**Bounding box entries**
** START **
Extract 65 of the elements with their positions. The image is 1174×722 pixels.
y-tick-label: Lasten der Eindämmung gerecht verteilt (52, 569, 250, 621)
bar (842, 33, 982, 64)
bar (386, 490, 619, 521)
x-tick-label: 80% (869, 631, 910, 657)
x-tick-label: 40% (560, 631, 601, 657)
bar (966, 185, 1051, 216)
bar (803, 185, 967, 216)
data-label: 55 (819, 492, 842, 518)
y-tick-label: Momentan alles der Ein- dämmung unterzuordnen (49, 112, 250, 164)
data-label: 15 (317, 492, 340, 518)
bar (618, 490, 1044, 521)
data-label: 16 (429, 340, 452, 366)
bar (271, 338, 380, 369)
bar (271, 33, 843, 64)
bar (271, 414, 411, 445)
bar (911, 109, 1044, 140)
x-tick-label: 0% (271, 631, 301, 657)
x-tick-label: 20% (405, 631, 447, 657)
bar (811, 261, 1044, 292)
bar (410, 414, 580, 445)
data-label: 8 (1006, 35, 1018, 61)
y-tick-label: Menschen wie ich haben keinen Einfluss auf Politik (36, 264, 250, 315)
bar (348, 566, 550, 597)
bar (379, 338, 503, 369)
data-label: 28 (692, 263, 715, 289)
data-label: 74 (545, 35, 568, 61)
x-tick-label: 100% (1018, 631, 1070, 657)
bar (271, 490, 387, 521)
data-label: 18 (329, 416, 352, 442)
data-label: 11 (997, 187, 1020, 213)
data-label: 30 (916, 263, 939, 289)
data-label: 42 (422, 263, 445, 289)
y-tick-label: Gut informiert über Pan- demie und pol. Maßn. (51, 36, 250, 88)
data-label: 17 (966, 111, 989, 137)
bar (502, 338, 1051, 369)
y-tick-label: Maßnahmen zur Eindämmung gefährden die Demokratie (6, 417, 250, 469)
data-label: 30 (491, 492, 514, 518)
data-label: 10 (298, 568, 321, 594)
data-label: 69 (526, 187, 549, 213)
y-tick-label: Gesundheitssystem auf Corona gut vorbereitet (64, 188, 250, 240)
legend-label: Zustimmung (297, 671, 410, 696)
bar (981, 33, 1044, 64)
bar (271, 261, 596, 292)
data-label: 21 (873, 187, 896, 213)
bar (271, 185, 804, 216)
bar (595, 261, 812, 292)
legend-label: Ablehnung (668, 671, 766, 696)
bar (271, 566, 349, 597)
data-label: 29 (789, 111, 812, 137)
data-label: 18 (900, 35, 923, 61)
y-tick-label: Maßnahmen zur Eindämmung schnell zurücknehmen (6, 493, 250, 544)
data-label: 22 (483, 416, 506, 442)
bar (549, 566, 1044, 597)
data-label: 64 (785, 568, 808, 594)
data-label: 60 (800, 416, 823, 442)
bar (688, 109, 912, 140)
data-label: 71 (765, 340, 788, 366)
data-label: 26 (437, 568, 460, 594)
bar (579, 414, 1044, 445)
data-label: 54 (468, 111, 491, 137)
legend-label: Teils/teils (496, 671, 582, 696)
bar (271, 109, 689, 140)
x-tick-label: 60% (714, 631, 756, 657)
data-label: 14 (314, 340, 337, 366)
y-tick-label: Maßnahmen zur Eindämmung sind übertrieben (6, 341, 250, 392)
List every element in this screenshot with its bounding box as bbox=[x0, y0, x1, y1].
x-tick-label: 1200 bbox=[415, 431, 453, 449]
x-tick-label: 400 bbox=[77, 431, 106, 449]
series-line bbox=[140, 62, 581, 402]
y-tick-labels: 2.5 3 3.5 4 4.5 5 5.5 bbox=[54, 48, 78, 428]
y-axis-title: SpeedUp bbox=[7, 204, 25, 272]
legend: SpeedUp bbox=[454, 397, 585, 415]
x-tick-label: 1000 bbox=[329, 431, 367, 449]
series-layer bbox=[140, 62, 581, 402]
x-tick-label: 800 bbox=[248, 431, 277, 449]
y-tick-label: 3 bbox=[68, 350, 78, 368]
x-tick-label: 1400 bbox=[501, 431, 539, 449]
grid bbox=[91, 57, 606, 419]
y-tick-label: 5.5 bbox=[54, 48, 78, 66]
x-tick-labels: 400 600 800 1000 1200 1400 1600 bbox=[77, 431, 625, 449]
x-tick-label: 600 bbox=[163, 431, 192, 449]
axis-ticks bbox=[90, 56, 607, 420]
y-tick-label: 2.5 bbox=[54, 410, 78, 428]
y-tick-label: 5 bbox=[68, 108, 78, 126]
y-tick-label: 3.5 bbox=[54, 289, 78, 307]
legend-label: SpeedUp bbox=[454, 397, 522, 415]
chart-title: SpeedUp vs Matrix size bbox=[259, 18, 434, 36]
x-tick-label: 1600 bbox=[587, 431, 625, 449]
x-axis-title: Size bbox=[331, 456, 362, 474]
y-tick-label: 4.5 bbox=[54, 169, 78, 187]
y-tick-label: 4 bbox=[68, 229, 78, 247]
** END **
**Set task**
Rewrite every line of the listing above as a numbered list, and leave out any blank lines.

**Correct response**
1. Extract 65 of the elements with their positions. The image is 1174×722 pixels.
2. y-tick-label: Lasten der Eindämmung gerecht verteilt (52, 569, 250, 621)
3. bar (842, 33, 982, 64)
4. bar (386, 490, 619, 521)
5. x-tick-label: 80% (869, 631, 910, 657)
6. x-tick-label: 40% (560, 631, 601, 657)
7. bar (966, 185, 1051, 216)
8. bar (803, 185, 967, 216)
9. data-label: 55 (819, 492, 842, 518)
10. y-tick-label: Momentan alles der Ein- dämmung unterzuordnen (49, 112, 250, 164)
11. data-label: 15 (317, 492, 340, 518)
12. bar (618, 490, 1044, 521)
13. data-label: 16 (429, 340, 452, 366)
14. bar (271, 338, 380, 369)
15. bar (271, 33, 843, 64)
16. bar (271, 414, 411, 445)
17. bar (911, 109, 1044, 140)
18. x-tick-label: 0% (271, 631, 301, 657)
19. x-tick-label: 20% (405, 631, 447, 657)
20. bar (811, 261, 1044, 292)
21. bar (410, 414, 580, 445)
22. data-label: 8 (1006, 35, 1018, 61)
23. y-tick-label: Menschen wie ich haben keinen Einfluss auf Politik (36, 264, 250, 315)
24. bar (348, 566, 550, 597)
25. bar (379, 338, 503, 369)
26. data-label: 28 (692, 263, 715, 289)
27. data-label: 74 (545, 35, 568, 61)
28. x-tick-label: 100% (1018, 631, 1070, 657)
29. bar (271, 490, 387, 521)
30. data-label: 18 (329, 416, 352, 442)
31. data-label: 11 (997, 187, 1020, 213)
32. data-label: 30 (916, 263, 939, 289)
33. data-label: 42 (422, 263, 445, 289)
34. y-tick-label: Gut informiert über Pan- demie und pol. Maßn. (51, 36, 250, 88)
35. data-label: 17 (966, 111, 989, 137)
36. bar (502, 338, 1051, 369)
37. y-tick-label: Maßnahmen zur Eindämmung gefährden die Demokratie (6, 417, 250, 469)
38. data-label: 30 (491, 492, 514, 518)
39. data-label: 10 (298, 568, 321, 594)
40. data-label: 69 (526, 187, 549, 213)
41. y-tick-label: Gesundheitssystem auf Corona gut vorbereitet (64, 188, 250, 240)
42. legend-label: Zustimmung (297, 671, 410, 696)
43. bar (981, 33, 1044, 64)
44. bar (271, 261, 596, 292)
45. data-label: 21 (873, 187, 896, 213)
46. bar (271, 185, 804, 216)
47. bar (595, 261, 812, 292)
48. legend-label: Ablehnung (668, 671, 766, 696)
49. bar (271, 566, 349, 597)
50. data-label: 29 (789, 111, 812, 137)
51. data-label: 18 (900, 35, 923, 61)
52. y-tick-label: Maßnahmen zur Eindämmung schnell zurücknehmen (6, 493, 250, 544)
53. data-label: 22 (483, 416, 506, 442)
54. bar (549, 566, 1044, 597)
55. data-label: 64 (785, 568, 808, 594)
56. data-label: 60 (800, 416, 823, 442)
57. bar (688, 109, 912, 140)
58. data-label: 71 (765, 340, 788, 366)
59. data-label: 26 (437, 568, 460, 594)
60. bar (579, 414, 1044, 445)
61. data-label: 54 (468, 111, 491, 137)
62. legend-label: Teils/teils (496, 671, 582, 696)
63. bar (271, 109, 689, 140)
64. x-tick-label: 60% (714, 631, 756, 657)
65. data-label: 14 (314, 340, 337, 366)
66. y-tick-label: Maßnahmen zur Eindämmung sind übertrieben (6, 341, 250, 392)
67. List every element in this screenshot with its bounding box as bbox=[x0, y0, x1, y1].
68. x-tick-label: 1200 bbox=[415, 431, 453, 449]
69. x-tick-label: 400 bbox=[77, 431, 106, 449]
70. series-line bbox=[140, 62, 581, 402]
71. y-tick-labels: 2.5 3 3.5 4 4.5 5 5.5 bbox=[54, 48, 78, 428]
72. y-axis-title: SpeedUp bbox=[7, 204, 25, 272]
73. legend: SpeedUp bbox=[454, 397, 585, 415]
74. x-tick-label: 1000 bbox=[329, 431, 367, 449]
75. series-layer bbox=[140, 62, 581, 402]
76. x-tick-label: 800 bbox=[248, 431, 277, 449]
77. y-tick-label: 3 bbox=[68, 350, 78, 368]
78. x-tick-label: 1400 bbox=[501, 431, 539, 449]
79. grid bbox=[91, 57, 606, 419]
80. y-tick-label: 5.5 bbox=[54, 48, 78, 66]
81. x-tick-labels: 400 600 800 1000 1200 1400 1600 bbox=[77, 431, 625, 449]
82. x-tick-label: 600 bbox=[163, 431, 192, 449]
83. axis-ticks bbox=[90, 56, 607, 420]
84. y-tick-label: 2.5 bbox=[54, 410, 78, 428]
85. y-tick-label: 5 bbox=[68, 108, 78, 126]
86. y-tick-label: 3.5 bbox=[54, 289, 78, 307]
87. legend-label: SpeedUp bbox=[454, 397, 522, 415]
88. chart-title: SpeedUp vs Matrix size bbox=[259, 18, 434, 36]
89. x-tick-label: 1600 bbox=[587, 431, 625, 449]
90. x-axis-title: Size bbox=[331, 456, 362, 474]
91. y-tick-label: 4.5 bbox=[54, 169, 78, 187]
92. y-tick-label: 4 bbox=[68, 229, 78, 247]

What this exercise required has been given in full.